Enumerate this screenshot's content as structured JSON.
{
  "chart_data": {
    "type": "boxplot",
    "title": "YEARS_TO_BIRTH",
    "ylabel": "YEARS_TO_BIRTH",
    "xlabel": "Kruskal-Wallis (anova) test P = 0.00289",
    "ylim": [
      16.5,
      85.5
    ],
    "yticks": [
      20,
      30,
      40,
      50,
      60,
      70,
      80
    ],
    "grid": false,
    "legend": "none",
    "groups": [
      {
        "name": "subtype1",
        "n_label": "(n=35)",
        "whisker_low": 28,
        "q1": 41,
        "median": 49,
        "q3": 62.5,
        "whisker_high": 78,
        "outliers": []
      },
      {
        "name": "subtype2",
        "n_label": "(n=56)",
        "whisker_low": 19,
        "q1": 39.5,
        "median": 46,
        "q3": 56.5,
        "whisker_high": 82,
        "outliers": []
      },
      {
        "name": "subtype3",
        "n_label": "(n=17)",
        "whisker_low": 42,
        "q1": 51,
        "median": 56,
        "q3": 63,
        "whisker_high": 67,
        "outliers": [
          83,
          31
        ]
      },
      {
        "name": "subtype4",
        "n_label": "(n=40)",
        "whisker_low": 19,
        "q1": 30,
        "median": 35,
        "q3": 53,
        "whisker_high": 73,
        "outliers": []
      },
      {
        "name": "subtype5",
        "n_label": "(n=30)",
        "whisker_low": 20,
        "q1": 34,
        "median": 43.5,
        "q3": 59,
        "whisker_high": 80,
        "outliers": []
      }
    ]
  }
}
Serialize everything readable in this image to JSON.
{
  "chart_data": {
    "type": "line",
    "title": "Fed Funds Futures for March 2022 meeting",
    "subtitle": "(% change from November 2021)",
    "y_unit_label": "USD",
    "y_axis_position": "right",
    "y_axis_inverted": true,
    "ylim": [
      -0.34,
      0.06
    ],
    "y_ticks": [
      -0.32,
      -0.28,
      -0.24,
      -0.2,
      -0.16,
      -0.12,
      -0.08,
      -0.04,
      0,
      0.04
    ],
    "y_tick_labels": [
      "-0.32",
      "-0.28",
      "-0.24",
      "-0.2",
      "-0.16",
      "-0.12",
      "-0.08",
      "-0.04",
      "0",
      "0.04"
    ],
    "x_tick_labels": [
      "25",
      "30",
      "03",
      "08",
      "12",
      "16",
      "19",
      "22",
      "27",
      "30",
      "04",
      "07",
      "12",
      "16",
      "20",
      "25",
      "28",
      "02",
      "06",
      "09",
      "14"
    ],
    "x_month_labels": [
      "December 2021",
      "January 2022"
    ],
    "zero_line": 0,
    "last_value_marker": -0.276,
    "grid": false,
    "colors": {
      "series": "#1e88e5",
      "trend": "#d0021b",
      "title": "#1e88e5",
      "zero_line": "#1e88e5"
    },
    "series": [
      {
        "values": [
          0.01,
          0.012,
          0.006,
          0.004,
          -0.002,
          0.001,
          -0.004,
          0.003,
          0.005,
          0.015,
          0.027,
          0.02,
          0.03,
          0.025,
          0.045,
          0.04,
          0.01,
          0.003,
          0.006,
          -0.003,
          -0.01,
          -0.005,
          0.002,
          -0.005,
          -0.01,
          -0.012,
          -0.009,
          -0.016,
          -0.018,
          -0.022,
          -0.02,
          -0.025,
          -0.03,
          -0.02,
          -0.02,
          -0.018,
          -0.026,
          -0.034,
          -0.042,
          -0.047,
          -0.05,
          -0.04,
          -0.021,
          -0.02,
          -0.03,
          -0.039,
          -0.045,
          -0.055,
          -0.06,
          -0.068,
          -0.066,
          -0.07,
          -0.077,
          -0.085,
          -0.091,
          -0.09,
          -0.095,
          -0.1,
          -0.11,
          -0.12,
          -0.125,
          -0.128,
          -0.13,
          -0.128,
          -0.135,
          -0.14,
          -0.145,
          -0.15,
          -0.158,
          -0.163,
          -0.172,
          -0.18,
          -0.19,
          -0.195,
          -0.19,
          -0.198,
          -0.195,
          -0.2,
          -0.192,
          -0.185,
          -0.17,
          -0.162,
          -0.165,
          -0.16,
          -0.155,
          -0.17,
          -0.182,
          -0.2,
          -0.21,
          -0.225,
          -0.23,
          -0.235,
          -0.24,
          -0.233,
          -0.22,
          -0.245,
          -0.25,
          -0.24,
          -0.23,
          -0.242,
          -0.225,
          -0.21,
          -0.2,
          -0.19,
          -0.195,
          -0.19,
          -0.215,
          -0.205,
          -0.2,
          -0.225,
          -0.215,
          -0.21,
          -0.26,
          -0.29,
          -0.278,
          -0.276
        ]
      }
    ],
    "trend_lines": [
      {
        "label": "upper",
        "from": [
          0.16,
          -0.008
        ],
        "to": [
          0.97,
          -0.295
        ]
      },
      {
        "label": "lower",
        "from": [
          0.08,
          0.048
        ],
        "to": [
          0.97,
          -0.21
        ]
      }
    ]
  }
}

**GOAL**. Reproduce all of the data exactly as given.

**WRITTEN RESPONSE**.
Enumerate this screenshot's content as structured JSON.
{
  "chart_data": {
    "type": "boxplot",
    "title": "YEARS_TO_BIRTH",
    "ylabel": "YEARS_TO_BIRTH",
    "xlabel": "Kruskal-Wallis (anova) test P = 0.00289",
    "ylim": [
      16.5,
      85.5
    ],
    "yticks": [
      20,
      30,
      40,
      50,
      60,
      70,
      80
    ],
    "grid": false,
    "legend": "none",
    "groups": [
      {
        "name": "subtype1",
        "n_label": "(n=35)",
        "whisker_low": 28,
        "q1": 41,
        "median": 49,
        "q3": 62.5,
        "whisker_high": 78,
        "outliers": []
      },
      {
        "name": "subtype2",
        "n_label": "(n=56)",
        "whisker_low": 19,
        "q1": 39.5,
        "median": 46,
        "q3": 56.5,
        "whisker_high": 82,
        "outliers": []
      },
      {
        "name": "subtype3",
        "n_label": "(n=17)",
        "whisker_low": 42,
        "q1": 51,
        "median": 56,
        "q3": 63,
        "whisker_high": 67,
        "outliers": [
          83,
          31
        ]
      },
      {
        "name": "subtype4",
        "n_label": "(n=40)",
        "whisker_low": 19,
        "q1": 30,
        "median": 35,
        "q3": 53,
        "whisker_high": 73,
        "outliers": []
      },
      {
        "name": "subtype5",
        "n_label": "(n=30)",
        "whisker_low": 20,
        "q1": 34,
        "median": 43.5,
        "q3": 59,
        "whisker_high": 80,
        "outliers": []
      }
    ]
  }
}
Serialize everything readable in this image to JSON.
{
  "chart_data": {
    "type": "line",
    "title": "Fed Funds Futures for March 2022 meeting",
    "subtitle": "(% change from November 2021)",
    "y_unit_label": "USD",
    "y_axis_position": "right",
    "y_axis_inverted": true,
    "ylim": [
      -0.34,
      0.06
    ],
    "y_ticks": [
      -0.32,
      -0.28,
      -0.24,
      -0.2,
      -0.16,
      -0.12,
      -0.08,
      -0.04,
      0,
      0.04
    ],
    "y_tick_labels": [
      "-0.32",
      "-0.28",
      "-0.24",
      "-0.2",
      "-0.16",
      "-0.12",
      "-0.08",
      "-0.04",
      "0",
      "0.04"
    ],
    "x_tick_labels": [
      "25",
      "30",
      "03",
      "08",
      "12",
      "16",
      "19",
      "22",
      "27",
      "30",
      "04",
      "07",
      "12",
      "16",
      "20",
      "25",
      "28",
      "02",
      "06",
      "09",
      "14"
    ],
    "x_month_labels": [
      "December 2021",
      "January 2022"
    ],
    "zero_line": 0,
    "last_value_marker": -0.276,
    "grid": false,
    "colors": {
      "series": "#1e88e5",
      "trend": "#d0021b",
      "title": "#1e88e5",
      "zero_line": "#1e88e5"
    },
    "series": [
      {
        "values": [
          0.01,
          0.012,
          0.006,
          0.004,
          -0.002,
          0.001,
          -0.004,
          0.003,
          0.005,
          0.015,
          0.027,
          0.02,
          0.03,
          0.025,
          0.045,
          0.04,
          0.01,
          0.003,
          0.006,
          -0.003,
          -0.01,
          -0.005,
          0.002,
          -0.005,
          -0.01,
          -0.012,
          -0.009,
          -0.016,
          -0.018,
          -0.022,
          -0.02,
          -0.025,
          -0.03,
          -0.02,
          -0.02,
          -0.018,
          -0.026,
          -0.034,
          -0.042,
          -0.047,
          -0.05,
          -0.04,
          -0.021,
          -0.02,
          -0.03,
          -0.039,
          -0.045,
          -0.055,
          -0.06,
          -0.068,
          -0.066,
          -0.07,
          -0.077,
          -0.085,
          -0.091,
          -0.09,
          -0.095,
          -0.1,
          -0.11,
          -0.12,
          -0.125,
          -0.128,
          -0.13,
          -0.128,
          -0.135,
          -0.14,
          -0.145,
          -0.15,
          -0.158,
          -0.163,
          -0.172,
          -0.18,
          -0.19,
          -0.195,
          -0.19,
          -0.198,
          -0.195,
          -0.2,
          -0.192,
          -0.185,
          -0.17,
          -0.162,
          -0.165,
          -0.16,
          -0.155,
          -0.17,
          -0.182,
          -0.2,
          -0.21,
          -0.225,
          -0.23,
          -0.235,
          -0.24,
          -0.233,
          -0.22,
          -0.245,
          -0.25,
          -0.24,
          -0.23,
          -0.242,
          -0.225,
          -0.21,
          -0.2,
          -0.19,
          -0.195,
          -0.19,
          -0.215,
          -0.205,
          -0.2,
          -0.225,
          -0.215,
          -0.21,
          -0.26,
          -0.29,
          -0.278,
          -0.276
        ]
      }
    ],
    "trend_lines": [
      {
        "label": "upper",
        "from": [
          0.16,
          -0.008
        ],
        "to": [
          0.97,
          -0.295
        ]
      },
      {
        "label": "lower",
        "from": [
          0.08,
          0.048
        ],
        "to": [
          0.97,
          -0.21
        ]
      }
    ]
  }
}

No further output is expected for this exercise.